GIVEN PROBLEM: List all lines in the material below that contain "rate".

* start RECORDS SUPPLIED *

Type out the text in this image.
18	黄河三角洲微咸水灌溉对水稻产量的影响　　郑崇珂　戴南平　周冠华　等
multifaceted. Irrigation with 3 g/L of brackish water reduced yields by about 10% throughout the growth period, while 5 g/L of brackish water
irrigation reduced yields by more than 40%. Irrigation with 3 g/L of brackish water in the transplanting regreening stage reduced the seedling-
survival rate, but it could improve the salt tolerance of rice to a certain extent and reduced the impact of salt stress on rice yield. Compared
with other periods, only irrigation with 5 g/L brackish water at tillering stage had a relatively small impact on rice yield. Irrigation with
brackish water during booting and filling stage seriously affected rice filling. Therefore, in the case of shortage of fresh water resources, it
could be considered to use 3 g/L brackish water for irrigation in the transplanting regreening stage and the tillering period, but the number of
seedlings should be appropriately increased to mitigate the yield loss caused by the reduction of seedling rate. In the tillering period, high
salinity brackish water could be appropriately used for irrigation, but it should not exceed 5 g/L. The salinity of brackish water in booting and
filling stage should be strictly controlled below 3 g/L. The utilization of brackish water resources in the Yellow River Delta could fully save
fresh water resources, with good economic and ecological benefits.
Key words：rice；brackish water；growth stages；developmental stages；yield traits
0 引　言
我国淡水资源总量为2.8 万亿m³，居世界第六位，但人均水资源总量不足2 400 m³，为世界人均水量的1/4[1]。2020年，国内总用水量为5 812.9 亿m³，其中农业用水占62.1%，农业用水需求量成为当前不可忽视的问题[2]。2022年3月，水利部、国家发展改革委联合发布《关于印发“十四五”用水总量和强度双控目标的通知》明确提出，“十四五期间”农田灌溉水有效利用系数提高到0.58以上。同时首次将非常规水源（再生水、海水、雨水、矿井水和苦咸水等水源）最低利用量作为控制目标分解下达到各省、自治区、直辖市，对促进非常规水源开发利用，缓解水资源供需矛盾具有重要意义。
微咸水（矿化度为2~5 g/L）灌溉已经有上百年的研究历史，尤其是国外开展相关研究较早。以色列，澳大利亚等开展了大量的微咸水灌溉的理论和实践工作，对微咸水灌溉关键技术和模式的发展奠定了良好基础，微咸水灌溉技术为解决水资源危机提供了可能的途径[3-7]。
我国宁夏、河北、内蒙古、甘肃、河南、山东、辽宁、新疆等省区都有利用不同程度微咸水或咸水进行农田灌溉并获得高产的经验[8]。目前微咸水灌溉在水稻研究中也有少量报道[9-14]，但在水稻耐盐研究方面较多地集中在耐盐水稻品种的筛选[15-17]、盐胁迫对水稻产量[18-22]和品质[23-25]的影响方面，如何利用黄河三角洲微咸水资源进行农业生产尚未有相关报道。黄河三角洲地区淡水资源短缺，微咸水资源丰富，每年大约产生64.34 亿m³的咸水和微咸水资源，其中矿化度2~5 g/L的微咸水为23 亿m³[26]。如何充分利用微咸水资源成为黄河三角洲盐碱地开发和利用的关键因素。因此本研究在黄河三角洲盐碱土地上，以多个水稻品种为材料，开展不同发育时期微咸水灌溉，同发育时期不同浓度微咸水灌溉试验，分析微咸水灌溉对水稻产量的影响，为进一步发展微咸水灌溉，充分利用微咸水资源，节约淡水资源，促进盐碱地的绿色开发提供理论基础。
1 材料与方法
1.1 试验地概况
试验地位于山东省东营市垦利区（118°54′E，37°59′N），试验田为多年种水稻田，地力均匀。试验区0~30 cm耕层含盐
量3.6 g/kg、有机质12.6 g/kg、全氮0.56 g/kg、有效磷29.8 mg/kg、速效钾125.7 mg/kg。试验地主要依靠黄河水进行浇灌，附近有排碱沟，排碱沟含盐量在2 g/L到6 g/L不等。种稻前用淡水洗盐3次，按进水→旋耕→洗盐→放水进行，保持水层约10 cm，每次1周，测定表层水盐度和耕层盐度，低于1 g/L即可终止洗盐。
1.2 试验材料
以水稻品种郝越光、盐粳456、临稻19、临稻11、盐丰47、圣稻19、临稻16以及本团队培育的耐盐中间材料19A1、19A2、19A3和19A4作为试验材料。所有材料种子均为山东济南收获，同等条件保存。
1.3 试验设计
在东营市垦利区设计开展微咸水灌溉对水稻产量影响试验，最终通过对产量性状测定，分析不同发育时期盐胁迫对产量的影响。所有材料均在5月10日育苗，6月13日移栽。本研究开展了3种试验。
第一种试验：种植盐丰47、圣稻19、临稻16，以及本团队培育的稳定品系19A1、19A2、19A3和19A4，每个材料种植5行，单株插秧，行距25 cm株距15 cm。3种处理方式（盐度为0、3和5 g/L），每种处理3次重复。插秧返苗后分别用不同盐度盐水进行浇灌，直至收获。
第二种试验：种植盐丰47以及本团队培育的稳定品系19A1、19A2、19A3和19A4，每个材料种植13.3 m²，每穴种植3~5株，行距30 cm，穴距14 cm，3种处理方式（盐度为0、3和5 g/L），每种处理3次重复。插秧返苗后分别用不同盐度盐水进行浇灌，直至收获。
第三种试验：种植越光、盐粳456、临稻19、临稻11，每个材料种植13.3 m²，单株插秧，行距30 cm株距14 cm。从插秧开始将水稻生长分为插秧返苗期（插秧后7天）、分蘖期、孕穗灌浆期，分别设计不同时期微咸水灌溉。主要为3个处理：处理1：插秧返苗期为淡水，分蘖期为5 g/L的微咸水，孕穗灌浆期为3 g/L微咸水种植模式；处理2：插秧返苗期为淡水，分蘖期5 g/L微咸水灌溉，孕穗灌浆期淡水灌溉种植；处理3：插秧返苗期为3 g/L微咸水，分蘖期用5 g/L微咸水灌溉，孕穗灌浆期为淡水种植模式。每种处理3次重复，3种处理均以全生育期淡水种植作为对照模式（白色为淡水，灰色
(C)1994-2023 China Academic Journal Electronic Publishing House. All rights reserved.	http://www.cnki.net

* end RECORDS SUPPLIED *

COMPLETE RESPONSE:
survival rate, but it could improve the salt tolerance of rice to a certain extent and reduced the impact of salt stress on rice yield. Compared
seedlings should be appropriately increased to mitigate the yield loss caused by the reduction of seedling rate. In the tillering period, high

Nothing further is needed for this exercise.